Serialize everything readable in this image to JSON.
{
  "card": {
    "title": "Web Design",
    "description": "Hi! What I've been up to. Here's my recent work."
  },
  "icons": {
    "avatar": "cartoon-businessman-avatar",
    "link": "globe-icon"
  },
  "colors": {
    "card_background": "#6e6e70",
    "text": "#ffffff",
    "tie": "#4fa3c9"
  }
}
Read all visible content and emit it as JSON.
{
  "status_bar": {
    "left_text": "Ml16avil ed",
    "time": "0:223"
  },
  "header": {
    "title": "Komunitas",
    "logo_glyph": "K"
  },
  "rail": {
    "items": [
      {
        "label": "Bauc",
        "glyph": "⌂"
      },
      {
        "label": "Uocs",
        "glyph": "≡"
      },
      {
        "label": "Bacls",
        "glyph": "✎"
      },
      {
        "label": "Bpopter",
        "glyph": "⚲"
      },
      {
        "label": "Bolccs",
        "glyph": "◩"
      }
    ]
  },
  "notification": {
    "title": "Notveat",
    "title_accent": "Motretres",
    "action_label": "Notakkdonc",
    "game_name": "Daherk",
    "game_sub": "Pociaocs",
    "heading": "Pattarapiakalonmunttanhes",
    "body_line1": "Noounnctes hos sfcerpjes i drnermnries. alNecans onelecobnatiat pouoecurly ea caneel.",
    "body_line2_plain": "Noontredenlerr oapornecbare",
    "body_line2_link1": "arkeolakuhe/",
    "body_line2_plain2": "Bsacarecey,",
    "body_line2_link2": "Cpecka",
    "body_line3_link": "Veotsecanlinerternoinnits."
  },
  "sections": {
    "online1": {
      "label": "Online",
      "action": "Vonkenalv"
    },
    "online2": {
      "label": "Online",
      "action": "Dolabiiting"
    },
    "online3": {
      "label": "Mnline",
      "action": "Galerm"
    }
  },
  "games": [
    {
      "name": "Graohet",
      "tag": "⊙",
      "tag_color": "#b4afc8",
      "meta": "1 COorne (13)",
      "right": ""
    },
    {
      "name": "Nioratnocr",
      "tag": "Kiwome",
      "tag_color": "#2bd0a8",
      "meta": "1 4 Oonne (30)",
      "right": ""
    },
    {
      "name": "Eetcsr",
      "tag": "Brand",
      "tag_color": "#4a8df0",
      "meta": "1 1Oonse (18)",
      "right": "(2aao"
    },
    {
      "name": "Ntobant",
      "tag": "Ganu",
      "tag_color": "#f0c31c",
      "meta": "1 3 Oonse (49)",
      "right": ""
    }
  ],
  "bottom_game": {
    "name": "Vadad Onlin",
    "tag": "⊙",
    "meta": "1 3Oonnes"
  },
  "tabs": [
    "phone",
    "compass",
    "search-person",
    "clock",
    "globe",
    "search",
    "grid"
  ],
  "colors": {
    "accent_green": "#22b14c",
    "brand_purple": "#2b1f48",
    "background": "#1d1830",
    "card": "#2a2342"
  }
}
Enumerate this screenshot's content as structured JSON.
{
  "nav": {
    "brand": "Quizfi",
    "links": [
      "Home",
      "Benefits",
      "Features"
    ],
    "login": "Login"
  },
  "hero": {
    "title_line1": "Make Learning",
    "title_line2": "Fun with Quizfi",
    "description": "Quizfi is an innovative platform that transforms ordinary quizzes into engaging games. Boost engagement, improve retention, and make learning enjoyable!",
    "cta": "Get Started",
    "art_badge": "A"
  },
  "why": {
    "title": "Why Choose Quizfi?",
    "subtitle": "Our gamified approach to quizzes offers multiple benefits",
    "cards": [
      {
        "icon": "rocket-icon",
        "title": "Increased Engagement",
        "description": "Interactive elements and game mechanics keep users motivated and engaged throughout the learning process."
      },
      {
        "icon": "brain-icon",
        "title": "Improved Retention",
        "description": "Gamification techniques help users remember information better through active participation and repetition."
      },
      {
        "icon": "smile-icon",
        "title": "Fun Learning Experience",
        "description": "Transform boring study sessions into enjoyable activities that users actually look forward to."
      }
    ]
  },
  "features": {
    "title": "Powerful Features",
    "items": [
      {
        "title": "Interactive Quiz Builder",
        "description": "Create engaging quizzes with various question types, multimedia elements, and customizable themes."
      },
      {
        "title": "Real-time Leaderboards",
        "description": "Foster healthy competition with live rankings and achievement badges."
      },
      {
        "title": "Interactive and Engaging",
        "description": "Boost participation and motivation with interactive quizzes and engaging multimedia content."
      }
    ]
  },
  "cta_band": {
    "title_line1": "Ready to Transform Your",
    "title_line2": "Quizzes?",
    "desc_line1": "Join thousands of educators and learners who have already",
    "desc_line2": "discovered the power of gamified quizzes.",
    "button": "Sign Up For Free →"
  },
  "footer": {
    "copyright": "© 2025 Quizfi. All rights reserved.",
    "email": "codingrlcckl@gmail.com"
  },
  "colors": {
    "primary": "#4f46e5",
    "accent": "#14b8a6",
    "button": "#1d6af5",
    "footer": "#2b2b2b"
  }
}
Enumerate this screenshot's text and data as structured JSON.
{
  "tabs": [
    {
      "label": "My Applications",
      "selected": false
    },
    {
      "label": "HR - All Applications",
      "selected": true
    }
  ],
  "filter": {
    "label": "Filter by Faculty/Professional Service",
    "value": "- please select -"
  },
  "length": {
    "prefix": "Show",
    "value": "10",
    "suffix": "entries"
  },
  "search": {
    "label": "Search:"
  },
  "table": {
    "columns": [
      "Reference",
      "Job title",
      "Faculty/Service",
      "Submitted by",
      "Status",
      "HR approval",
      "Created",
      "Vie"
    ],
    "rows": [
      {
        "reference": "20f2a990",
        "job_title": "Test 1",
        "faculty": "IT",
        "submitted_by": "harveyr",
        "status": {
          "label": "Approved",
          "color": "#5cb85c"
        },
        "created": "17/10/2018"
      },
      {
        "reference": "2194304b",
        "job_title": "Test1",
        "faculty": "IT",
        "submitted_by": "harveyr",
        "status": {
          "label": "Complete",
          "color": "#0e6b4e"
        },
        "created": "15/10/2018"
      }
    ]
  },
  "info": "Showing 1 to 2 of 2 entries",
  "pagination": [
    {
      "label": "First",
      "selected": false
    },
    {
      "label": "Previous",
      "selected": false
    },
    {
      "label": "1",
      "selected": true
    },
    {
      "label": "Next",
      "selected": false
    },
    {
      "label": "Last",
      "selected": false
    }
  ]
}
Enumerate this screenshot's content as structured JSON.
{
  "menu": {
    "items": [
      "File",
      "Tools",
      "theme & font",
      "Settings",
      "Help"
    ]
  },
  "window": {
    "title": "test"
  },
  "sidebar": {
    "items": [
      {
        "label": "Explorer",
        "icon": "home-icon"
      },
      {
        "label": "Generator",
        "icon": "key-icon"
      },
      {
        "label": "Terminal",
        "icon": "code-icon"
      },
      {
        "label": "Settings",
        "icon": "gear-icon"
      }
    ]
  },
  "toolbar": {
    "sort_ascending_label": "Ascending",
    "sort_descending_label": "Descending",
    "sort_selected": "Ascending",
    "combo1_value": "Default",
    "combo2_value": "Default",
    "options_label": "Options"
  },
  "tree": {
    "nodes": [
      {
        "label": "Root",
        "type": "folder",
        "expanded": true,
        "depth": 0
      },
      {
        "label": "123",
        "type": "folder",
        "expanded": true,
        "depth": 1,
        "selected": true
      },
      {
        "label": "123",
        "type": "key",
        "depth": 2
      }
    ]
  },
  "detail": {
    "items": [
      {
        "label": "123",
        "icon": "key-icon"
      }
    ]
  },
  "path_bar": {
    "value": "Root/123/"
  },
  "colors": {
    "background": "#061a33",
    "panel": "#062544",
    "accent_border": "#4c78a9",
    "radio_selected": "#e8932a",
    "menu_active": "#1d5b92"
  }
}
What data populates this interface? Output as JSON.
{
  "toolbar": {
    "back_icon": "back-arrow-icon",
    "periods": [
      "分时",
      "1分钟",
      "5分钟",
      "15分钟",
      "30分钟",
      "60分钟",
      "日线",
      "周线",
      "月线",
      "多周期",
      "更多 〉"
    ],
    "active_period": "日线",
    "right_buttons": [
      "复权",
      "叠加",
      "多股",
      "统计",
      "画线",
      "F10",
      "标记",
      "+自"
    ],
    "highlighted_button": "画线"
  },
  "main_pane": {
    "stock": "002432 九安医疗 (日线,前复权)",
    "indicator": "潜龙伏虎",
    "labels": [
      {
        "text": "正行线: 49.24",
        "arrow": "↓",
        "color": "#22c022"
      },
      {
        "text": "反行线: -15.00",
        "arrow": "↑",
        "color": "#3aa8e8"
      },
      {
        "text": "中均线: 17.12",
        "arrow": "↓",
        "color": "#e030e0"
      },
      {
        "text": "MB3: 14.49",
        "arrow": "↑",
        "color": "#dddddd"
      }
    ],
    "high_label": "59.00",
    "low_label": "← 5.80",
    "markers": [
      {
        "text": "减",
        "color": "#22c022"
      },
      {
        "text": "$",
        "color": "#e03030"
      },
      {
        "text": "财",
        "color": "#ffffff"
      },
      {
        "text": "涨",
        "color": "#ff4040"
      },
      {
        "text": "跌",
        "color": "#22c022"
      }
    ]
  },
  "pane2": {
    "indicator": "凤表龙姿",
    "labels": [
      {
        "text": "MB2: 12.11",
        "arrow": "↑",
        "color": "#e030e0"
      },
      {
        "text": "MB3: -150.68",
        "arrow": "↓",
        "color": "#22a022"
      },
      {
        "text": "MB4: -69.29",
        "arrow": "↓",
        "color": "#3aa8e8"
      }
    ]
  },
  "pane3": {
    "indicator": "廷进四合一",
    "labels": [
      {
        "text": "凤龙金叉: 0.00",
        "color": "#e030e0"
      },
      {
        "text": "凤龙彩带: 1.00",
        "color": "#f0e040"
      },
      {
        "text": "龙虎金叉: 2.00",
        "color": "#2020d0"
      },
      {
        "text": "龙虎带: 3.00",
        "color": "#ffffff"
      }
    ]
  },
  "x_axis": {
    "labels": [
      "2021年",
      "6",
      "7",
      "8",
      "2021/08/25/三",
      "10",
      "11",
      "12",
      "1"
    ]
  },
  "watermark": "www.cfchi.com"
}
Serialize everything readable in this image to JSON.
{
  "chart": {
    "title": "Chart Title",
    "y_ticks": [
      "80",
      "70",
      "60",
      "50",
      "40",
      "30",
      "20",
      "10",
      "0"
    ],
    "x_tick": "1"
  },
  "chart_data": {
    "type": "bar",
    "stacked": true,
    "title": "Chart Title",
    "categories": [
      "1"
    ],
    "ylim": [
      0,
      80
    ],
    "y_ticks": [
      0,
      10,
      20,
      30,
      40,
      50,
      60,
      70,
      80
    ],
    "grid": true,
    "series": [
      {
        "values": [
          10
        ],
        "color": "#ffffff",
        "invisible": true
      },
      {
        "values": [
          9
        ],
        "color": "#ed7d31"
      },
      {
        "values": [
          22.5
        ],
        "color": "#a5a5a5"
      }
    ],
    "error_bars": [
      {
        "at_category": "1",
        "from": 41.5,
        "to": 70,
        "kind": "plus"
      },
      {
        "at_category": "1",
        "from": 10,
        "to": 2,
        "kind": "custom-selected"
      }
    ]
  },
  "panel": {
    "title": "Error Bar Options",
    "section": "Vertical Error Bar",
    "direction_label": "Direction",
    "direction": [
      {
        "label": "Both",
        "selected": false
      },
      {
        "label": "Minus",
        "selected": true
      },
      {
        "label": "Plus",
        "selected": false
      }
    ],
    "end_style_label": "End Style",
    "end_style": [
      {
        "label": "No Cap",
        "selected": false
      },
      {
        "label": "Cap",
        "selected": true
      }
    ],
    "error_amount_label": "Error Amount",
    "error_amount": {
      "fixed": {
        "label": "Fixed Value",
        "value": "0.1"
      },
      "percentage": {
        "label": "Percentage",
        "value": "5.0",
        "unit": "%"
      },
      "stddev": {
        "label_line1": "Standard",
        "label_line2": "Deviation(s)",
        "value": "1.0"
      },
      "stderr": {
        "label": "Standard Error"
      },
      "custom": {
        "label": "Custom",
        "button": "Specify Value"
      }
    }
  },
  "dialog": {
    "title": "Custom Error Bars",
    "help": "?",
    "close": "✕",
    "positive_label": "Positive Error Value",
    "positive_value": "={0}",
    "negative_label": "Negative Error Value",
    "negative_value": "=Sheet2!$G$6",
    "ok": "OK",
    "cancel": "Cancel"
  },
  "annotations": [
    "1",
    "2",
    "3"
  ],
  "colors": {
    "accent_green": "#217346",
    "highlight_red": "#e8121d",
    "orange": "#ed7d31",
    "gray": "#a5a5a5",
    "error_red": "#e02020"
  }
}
· · · · ·
List all lines in the material containing the string "content".

Read all visible content and emit it as JSON.
Enumerate this screenshot's content as structured JSON.
        "description": "Boost participation and motivation with interactive quizzes and engaging multimedia content."
Enumerate this screenshot's content as structured JSON.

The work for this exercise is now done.